## DATA FOR THIS EXERCISE
==========

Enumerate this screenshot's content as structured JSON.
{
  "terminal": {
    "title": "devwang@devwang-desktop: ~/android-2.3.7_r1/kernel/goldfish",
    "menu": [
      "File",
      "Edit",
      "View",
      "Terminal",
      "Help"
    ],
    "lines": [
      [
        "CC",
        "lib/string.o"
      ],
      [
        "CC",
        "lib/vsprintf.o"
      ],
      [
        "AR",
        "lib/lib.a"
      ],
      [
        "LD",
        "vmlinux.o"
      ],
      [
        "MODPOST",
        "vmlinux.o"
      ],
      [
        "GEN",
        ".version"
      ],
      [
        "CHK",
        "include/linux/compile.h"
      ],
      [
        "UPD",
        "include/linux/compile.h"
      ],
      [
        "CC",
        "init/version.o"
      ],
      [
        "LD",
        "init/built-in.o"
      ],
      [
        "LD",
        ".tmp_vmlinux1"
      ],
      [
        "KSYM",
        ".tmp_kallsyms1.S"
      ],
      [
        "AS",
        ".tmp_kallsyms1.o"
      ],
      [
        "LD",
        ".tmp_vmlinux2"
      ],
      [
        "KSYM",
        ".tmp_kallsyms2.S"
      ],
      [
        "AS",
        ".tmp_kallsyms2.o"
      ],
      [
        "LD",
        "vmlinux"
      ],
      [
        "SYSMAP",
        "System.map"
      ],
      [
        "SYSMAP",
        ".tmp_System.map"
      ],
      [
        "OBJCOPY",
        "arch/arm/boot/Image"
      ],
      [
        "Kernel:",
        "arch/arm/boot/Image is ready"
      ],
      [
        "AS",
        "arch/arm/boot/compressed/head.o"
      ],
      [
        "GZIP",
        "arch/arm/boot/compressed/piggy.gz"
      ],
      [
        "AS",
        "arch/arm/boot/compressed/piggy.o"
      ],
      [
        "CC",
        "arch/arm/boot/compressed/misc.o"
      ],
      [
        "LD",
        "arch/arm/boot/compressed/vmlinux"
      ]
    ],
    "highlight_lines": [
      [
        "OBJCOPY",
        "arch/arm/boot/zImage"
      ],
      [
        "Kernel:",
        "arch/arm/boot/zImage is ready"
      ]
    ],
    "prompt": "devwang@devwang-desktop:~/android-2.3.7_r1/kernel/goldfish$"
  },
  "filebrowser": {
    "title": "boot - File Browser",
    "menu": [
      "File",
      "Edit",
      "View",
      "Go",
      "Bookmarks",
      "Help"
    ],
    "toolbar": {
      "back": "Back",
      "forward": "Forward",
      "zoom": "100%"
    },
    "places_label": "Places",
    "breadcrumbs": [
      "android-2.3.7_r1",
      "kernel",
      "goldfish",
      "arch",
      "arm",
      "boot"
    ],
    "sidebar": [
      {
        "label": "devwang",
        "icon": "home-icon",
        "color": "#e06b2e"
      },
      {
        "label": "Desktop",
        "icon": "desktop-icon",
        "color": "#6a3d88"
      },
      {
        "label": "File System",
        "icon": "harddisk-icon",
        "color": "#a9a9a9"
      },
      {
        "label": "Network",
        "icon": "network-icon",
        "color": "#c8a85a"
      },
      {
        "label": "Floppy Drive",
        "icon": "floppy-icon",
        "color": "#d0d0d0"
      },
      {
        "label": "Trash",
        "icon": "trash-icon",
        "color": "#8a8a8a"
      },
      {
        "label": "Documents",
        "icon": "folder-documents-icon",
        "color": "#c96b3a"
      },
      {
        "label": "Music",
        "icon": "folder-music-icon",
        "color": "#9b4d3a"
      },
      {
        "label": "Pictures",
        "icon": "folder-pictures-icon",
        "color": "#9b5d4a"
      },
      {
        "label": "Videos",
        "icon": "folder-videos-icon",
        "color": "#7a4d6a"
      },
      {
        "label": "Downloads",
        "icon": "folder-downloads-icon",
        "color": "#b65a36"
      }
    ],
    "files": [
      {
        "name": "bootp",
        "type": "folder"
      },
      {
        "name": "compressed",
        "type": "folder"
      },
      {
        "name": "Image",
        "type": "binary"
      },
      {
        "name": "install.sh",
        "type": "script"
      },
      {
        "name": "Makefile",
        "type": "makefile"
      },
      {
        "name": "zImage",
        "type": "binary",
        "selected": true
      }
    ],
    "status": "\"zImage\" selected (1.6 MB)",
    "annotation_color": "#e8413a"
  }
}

==========

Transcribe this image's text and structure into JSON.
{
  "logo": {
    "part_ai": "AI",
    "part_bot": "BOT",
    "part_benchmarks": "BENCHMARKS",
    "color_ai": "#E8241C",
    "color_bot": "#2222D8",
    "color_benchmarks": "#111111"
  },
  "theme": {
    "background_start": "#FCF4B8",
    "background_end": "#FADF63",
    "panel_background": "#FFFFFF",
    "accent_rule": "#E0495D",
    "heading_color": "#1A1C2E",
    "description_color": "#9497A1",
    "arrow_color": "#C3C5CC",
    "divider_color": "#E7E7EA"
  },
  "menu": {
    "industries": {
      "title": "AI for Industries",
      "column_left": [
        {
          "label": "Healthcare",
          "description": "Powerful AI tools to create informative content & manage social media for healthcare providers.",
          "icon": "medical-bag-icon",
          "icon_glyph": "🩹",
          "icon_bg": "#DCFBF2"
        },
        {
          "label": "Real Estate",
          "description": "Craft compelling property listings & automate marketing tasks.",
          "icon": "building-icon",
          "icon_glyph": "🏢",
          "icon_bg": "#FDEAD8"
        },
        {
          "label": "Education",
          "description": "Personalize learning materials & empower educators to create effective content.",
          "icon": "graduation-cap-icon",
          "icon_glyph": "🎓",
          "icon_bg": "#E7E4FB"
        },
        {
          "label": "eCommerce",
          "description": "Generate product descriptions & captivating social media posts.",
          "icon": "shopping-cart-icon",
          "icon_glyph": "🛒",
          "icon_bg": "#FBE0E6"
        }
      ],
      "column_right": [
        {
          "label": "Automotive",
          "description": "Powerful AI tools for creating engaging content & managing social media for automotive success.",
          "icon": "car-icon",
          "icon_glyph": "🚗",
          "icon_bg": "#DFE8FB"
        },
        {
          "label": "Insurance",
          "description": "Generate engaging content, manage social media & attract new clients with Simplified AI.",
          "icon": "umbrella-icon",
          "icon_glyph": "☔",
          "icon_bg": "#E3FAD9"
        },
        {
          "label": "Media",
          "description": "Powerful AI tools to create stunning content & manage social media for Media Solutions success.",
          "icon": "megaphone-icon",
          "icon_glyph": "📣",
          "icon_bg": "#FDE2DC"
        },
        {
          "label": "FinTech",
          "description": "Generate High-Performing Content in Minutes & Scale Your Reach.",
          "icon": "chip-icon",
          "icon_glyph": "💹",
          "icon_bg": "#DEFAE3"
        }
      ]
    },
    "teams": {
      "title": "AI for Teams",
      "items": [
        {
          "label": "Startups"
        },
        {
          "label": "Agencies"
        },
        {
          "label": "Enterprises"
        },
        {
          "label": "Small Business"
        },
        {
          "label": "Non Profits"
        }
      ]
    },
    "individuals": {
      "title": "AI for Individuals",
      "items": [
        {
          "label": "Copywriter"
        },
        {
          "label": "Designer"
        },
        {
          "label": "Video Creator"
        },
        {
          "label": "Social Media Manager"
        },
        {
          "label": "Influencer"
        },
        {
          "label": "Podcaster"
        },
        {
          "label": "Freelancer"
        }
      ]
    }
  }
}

==========

Note each line of the entries that has "android" in it, and copy those lines.

## COMPLETED EXERCISE
    "title": "devwang@devwang-desktop: ~/android-2.3.7_r1/kernel/goldfish",
    "prompt": "devwang@devwang-desktop:~/android-2.3.7_r1/kernel/goldfish$"
      "android-2.3.7_r1",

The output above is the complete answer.